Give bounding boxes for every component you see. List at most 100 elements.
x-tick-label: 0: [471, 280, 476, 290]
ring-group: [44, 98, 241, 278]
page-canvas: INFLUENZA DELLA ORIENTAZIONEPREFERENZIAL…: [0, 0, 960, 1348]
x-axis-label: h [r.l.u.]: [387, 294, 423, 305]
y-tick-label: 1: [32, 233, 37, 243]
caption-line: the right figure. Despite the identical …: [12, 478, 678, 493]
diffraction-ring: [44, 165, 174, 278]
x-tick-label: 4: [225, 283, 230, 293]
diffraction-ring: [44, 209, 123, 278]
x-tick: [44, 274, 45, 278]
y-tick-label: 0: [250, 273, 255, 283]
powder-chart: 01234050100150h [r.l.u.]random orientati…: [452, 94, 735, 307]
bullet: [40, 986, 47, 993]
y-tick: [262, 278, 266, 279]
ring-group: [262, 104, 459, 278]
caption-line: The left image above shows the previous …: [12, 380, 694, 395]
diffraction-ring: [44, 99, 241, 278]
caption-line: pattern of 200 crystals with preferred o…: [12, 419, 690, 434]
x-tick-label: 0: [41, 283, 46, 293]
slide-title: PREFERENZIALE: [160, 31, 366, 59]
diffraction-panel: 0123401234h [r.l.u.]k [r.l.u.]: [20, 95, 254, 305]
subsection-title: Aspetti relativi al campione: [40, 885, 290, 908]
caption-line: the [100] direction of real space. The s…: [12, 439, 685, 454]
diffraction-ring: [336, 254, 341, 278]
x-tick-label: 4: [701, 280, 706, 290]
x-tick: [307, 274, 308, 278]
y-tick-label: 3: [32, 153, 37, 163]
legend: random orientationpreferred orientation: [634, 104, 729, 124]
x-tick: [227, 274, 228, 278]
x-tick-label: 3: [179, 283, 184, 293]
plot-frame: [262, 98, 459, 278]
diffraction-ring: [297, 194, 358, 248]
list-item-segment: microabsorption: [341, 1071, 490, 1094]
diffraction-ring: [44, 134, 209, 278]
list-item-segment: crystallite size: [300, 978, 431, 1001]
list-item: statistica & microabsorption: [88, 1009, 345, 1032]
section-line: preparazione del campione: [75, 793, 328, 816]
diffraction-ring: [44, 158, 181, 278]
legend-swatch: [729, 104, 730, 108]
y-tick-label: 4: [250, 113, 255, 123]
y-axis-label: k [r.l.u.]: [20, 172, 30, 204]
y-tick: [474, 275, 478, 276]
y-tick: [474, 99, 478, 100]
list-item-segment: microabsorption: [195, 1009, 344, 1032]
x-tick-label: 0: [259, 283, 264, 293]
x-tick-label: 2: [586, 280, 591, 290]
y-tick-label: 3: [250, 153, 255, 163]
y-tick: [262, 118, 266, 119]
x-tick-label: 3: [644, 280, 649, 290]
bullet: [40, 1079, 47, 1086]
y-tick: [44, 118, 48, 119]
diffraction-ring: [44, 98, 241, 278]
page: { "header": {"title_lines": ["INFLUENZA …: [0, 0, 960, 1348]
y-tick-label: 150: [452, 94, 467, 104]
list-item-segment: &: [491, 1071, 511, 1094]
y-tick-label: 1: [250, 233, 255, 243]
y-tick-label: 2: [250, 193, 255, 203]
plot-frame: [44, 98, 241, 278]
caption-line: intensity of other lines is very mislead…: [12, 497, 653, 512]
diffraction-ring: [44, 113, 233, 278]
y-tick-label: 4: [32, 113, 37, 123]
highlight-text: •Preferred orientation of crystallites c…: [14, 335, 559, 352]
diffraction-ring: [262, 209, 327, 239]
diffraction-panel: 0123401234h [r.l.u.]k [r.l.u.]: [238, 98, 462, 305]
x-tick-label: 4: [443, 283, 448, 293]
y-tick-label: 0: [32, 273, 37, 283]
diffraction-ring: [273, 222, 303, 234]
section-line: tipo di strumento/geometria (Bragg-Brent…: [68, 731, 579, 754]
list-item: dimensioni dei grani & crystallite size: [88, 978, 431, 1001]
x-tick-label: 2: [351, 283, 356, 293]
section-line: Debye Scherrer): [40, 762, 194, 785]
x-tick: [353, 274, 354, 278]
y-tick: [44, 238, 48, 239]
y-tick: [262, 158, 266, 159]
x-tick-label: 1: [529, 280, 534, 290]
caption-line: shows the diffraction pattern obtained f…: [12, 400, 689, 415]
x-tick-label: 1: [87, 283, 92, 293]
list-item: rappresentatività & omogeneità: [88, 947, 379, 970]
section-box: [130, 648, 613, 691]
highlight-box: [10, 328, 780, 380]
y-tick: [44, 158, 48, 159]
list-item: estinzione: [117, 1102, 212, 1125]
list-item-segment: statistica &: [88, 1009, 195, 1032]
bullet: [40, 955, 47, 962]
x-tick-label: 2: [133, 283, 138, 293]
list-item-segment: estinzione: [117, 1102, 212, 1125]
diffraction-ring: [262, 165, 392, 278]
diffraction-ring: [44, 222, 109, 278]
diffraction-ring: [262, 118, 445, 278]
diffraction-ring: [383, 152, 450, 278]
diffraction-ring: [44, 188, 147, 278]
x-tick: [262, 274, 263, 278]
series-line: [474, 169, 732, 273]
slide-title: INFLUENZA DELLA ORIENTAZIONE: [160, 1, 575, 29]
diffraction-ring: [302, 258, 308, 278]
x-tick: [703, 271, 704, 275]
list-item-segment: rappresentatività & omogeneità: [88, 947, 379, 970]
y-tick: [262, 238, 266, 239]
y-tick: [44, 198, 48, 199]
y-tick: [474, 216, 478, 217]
•••
▶ _What this task involves_: Rewrite the lines from the first one through the line containing "y-tick: [262, 278, 266, 279]", replacing "diffraction-ring" with "scattering-ring" and leaving everything else unchanged.

▶ _Completed task_:
Give bounding boxes for every component you see. List at most 100 elements.
x-tick-label: 0: [471, 280, 476, 290]
ring-group: [44, 98, 241, 278]
page-canvas: INFLUENZA DELLA ORIENTAZIONEPREFERENZIAL…: [0, 0, 960, 1348]
x-axis-label: h [r.l.u.]: [387, 294, 423, 305]
y-tick-label: 1: [32, 233, 37, 243]
caption-line: the right figure. Despite the identical …: [12, 478, 678, 493]
scattering-ring: [44, 165, 174, 278]
x-tick-label: 4: [225, 283, 230, 293]
scattering-ring: [44, 209, 123, 278]
x-tick: [44, 274, 45, 278]
y-tick-label: 0: [250, 273, 255, 283]
powder-chart: 01234050100150h [r.l.u.]random orientati…: [452, 94, 735, 307]
bullet: [40, 986, 47, 993]
y-tick: [262, 278, 266, 279]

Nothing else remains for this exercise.